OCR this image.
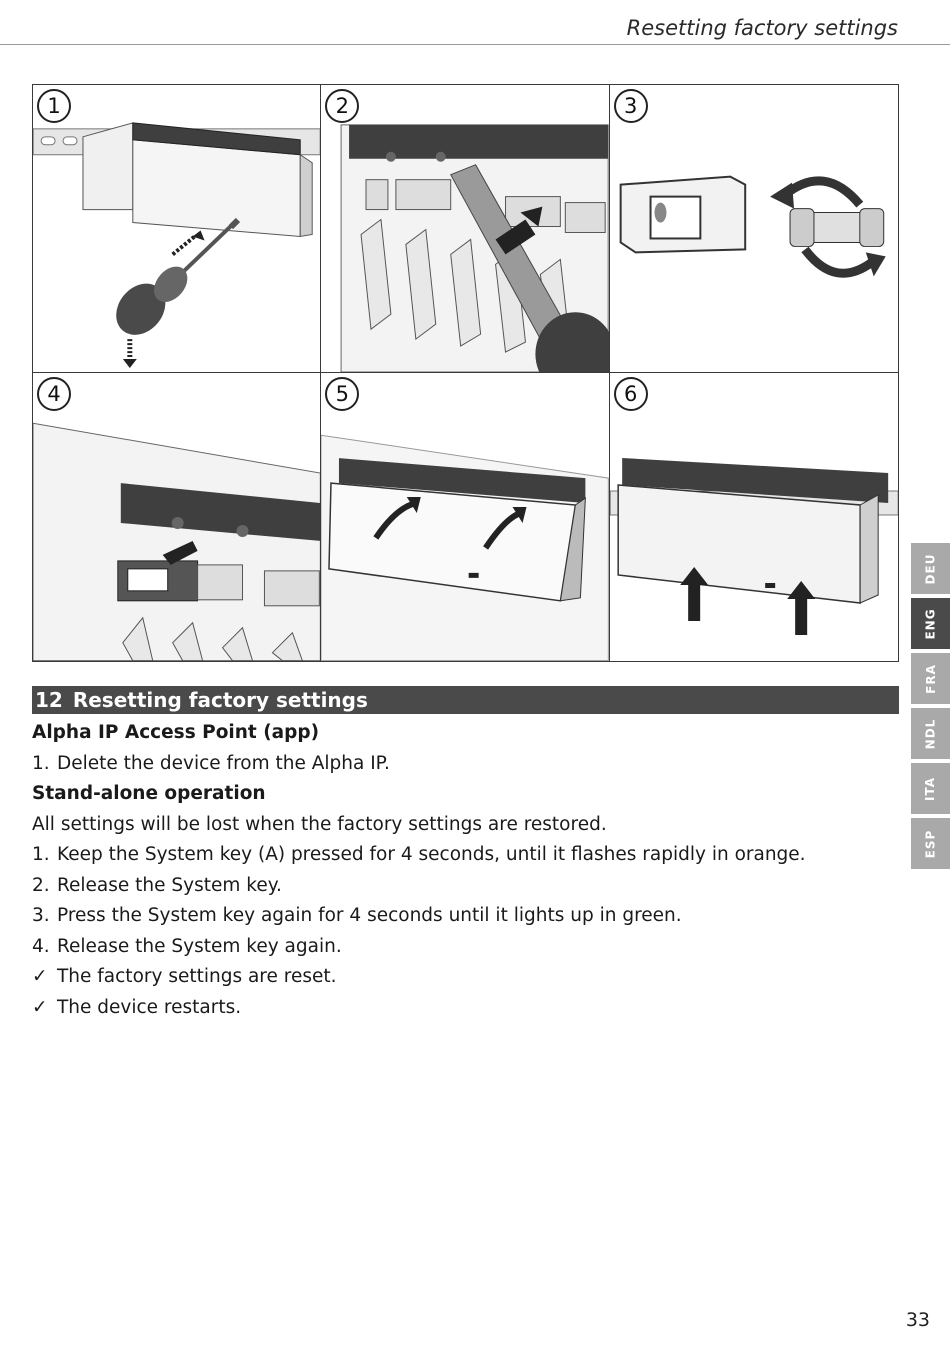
Resetting factory settings
1	2	3
4	5	6
12 Resetting factory settings
Alpha IP Access Point (app)
1. Delete the device from the Alpha IP.
Stand-alone operation
All settings will be lost when the factory settings are restored.
1. Keep the System key (A) pressed for 4 seconds, until it flashes rapidly in orange.
2. Release the System key.
3. Press the System key again for 4 seconds until it lights up in green.
4. Release the System key again.
✓ The factory settings are reset.
✓ The device restarts.
DEU
ENG
FRA
NDL
ITA
ESP
33
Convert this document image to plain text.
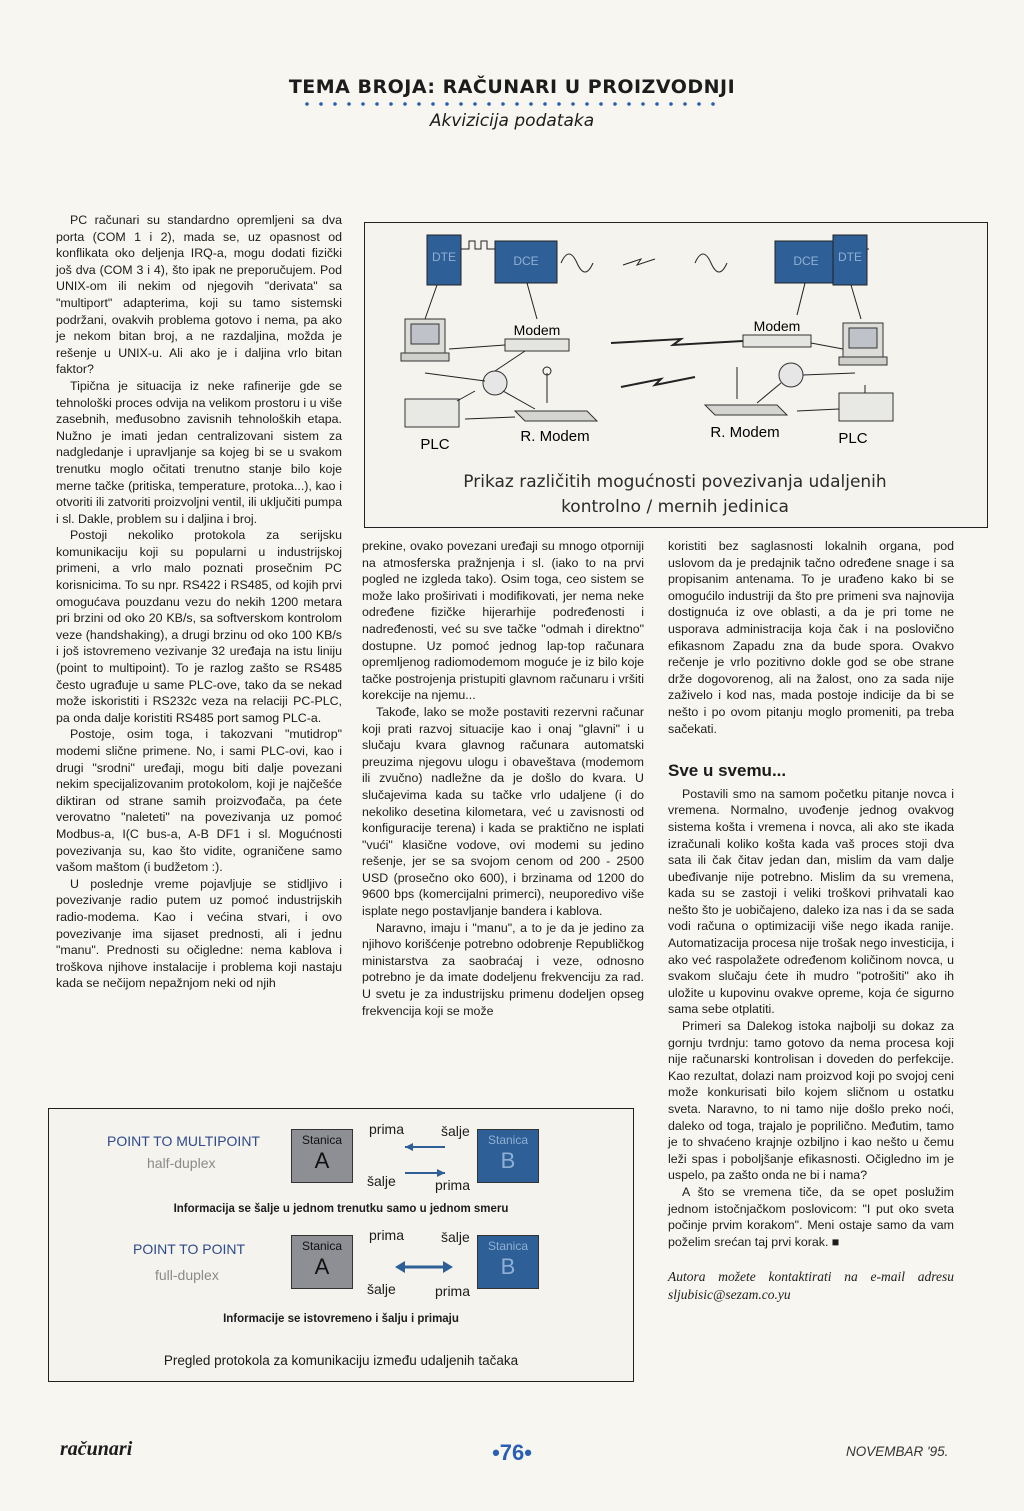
TEMA BROJA: RAČUNARI U PROIZVODNJI
Akvizicija podataka

PC računari su standardno opremljeni sa dva porta (COM 1 i 2), mada se, uz opasnost od konflikata oko deljenja IRQ-a, mogu dodati fizički još dva (COM 3 i 4), što ipak ne preporučujem. Pod UNIX-om ili nekim od njegovih "derivata" sa "multiport" adapterima, koji su tamo sistemski podržani, ovakvih problema gotovo i nema, pa ako je nekom bitan broj, a ne razdaljina, možda je rešenje u UNIX-u. Ali ako je i daljina vrlo bitan faktor?

Tipična je situacija iz neke rafinerije gde se tehnološki proces odvija na velikom prostoru i u više zasebnih, međusobno zavisnih tehnoloških etapa. Nužno je imati jedan centralizovani sistem za nadgledanje i upravljanje sa kojeg bi se u svakom trenutku moglo očitati trenutno stanje bilo koje merne tačke (pritiska, temperature, protoka...), kao i otvoriti ili zatvoriti proizvoljni ventil, ili uključiti pumpa i sl. Dakle, problem su i daljina i broj.

Postoji nekoliko protokola za serijsku komunikaciju koji su popularni u industrijskoj primeni, a vrlo malo poznati prosečnim PC korisnicima. To su npr. RS422 i RS485, od kojih prvi omogućava pouzdanu vezu do nekih 1200 metara pri brzini od oko 20 KB/s, sa softverskom kontrolom veze (handshaking), a drugi brzinu od oko 100 KB/s i još istovremeno vezivanje 32 uređaja na istu liniju (point to multipoint). To je razlog zašto se RS485 često ugrađuje u same PLC-ove, tako da se nekad može iskoristiti i RS232c veza na relaciji PC-PLC, pa onda dalje koristiti RS485 port samog PLC-a.

Postoje, osim toga, i takozvani "mutidrop" modemi slične primene. No, i sami PLC-ovi, kao i drugi "srodni" uređaji, mogu biti dalje povezani nekim specijalizovanim protokolom, koji je najčešće diktiran od strane samih proizvođača, pa ćete verovatno "naleteti" na povezivanja uz pomoć Modbus-a, I(C bus-a, A-B DF1 i sl. Mogućnosti povezivanja su, kao što vidite, ograničene samo vašom maštom (i budžetom :).

U poslednje vreme pojavljuje se stidljivo i povezivanje radio putem uz pomoć industrijskih radio-modema. Kao i većina stvari, i ovo povezivanje ima sijaset prednosti, ali i jednu "manu". Prednosti su očigledne: nema kablova i troškova njihove instalacije i problema koji nastaju kada se nečijom nepažnjom neki od njih

DTE	DCE
Modem
PLC	R. Modem
DCE DTE
Modem
R. Modem	PLC
Prikaz različitih mogućnosti povezivanja udaljenih
kontrolno / mernih jedinica

prekine, ovako povezani uređaji su mnogo otporniji na atmosferska pražnjenja i sl. (iako to na prvi pogled ne izgleda tako). Osim toga, ceo sistem se može lako proširivati i modifikovati, jer nema neke određene fizičke hijerarhije podređenosti i nadređenosti, već su sve tačke "odmah i direktno" dostupne. Uz pomoć jednog lap-top računara opremljenog radiomodemom moguće je iz bilo koje tačke postrojenja pristupiti glavnom računaru i vršiti korekcije na njemu...

Takođe, lako se može postaviti rezervni računar koji prati razvoj situacije kao i onaj "glavni" i u slučaju kvara glavnog računara automatski preuzima njegovu ulogu i obaveštava (modemom ili zvučno) nadležne da je došlo do kvara. U slučajevima kada su tačke vrlo udaljene (i do nekoliko desetina kilometara, već u zavisnosti od konfiguracije terena) i kada se praktično ne isplati "vući" klasične vodove, ovi modemi su jedino rešenje, jer se sa svojom cenom od 200 - 2500 USD (prosečno oko 600), i brzinama od 1200 do 9600 bps (komercijalni primerci), neuporedivo više isplate nego postavljanje bandera i kablova.

Naravno, imaju i "manu", a to je da je jedino za njihovo korišćenje potrebno odobrenje Republičkog ministarstva za saobraćaj i veze, odnosno potrebno je da imate dodeljenu frekvenciju za rad. U svetu je za industrijsku primenu dodeljen opseg frekvencija koji se može

koristiti bez saglasnosti lokalnih organa, pod uslovom da je predajnik tačno određene snage i sa propisanim antenama. To je urađeno kako bi se omogućilo industriji da što pre primeni sva najnovija dostignuća iz ove oblasti, a da je pri tome ne usporava administracija koja čak i na poslovično efikasnom Zapadu zna da bude spora. Ovakvo rečenje je vrlo pozitivno dokle god se obe strane drže dogovorenog, ali na žalost, ono za sada nije zaživelo i kod nas, mada postoje indicije da bi se nešto i po ovom pitanju moglo promeniti, pa treba sačekati.

Sve u svemu...

Postavili smo na samom početku pitanje novca i vremena. Normalno, uvođenje jednog ovakvog sistema košta i vremena i novca, ali ako ste ikada izračunali koliko košta kada vaš proces stoji dva sata ili čak čitav jedan dan, mislim da vam dalje ubeđivanje nije potrebno. Mislim da su vremena, kada su se zastoji i veliki troškovi prihvatali kao nešto što je uobičajeno, daleko iza nas i da se sada vodi računa o optimizaciji više nego ikada ranije. Automatizacija procesa nije trošak nego investicija, i ako već raspolažete određenom količinom novca, u svakom slučaju ćete ih mudro "potrošiti" ako ih uložite u kupovinu ovakve opreme, koja će sigurno sama sebe otplatiti.

Primeri sa Dalekog istoka najbolji su dokaz za gornju tvrdnju: tamo gotovo da nema procesa koji nije računarski kontrolisan i doveden do perfekcije. Kao rezultat, dolazi nam proizvod koji po svojoj ceni može konkurisati bilo kojem sličnom u ostatku sveta. Naravno, to ni tamo nije došlo preko noći, daleko od toga, trajalo je popriličnо. Međutim, tamo je to shvaćeno krajnje ozbiljno i kao nešto u čemu leži spas i poboljšanje efikasnosti. Očigledno im je uspelo, pa zašto onda ne bi i nama?

A što se vremena tiče, da se opet poslužim jednom istočnjačkom poslovicom: "I put oko sveta počinje prvim korakom". Meni ostaje samo da vam poželim srećan taj prvi korak. ■

Autora možete kontaktirati na e-mail adresu sljubisic@sezam.co.yu
POINT TO MULTIPOINT
half-duplex
Stanica
A
prima	šalje
šalje	prima
Stanica
B
Informacija se šalje u jednom trenutku samo u jednom smeru
POINT TO POINT
full-duplex
Stanica
A
prima	šalje
šalje	prima
Stanica
B
Informacije se istovremeno i šalju i primaju
Pregled protokola za komunikaciju između udaljenih tačaka
računari	•76•	NOVEMBAR '95.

#### [SHORT PROBLEM]
Pull out every line containing "until".

#### [EXERCISE RESULT]
1. Keep the System key (A) pressed for 4 seconds, until it flashes rapidly in orange.
3. Press the System key again for 4 seconds until it lights up in green.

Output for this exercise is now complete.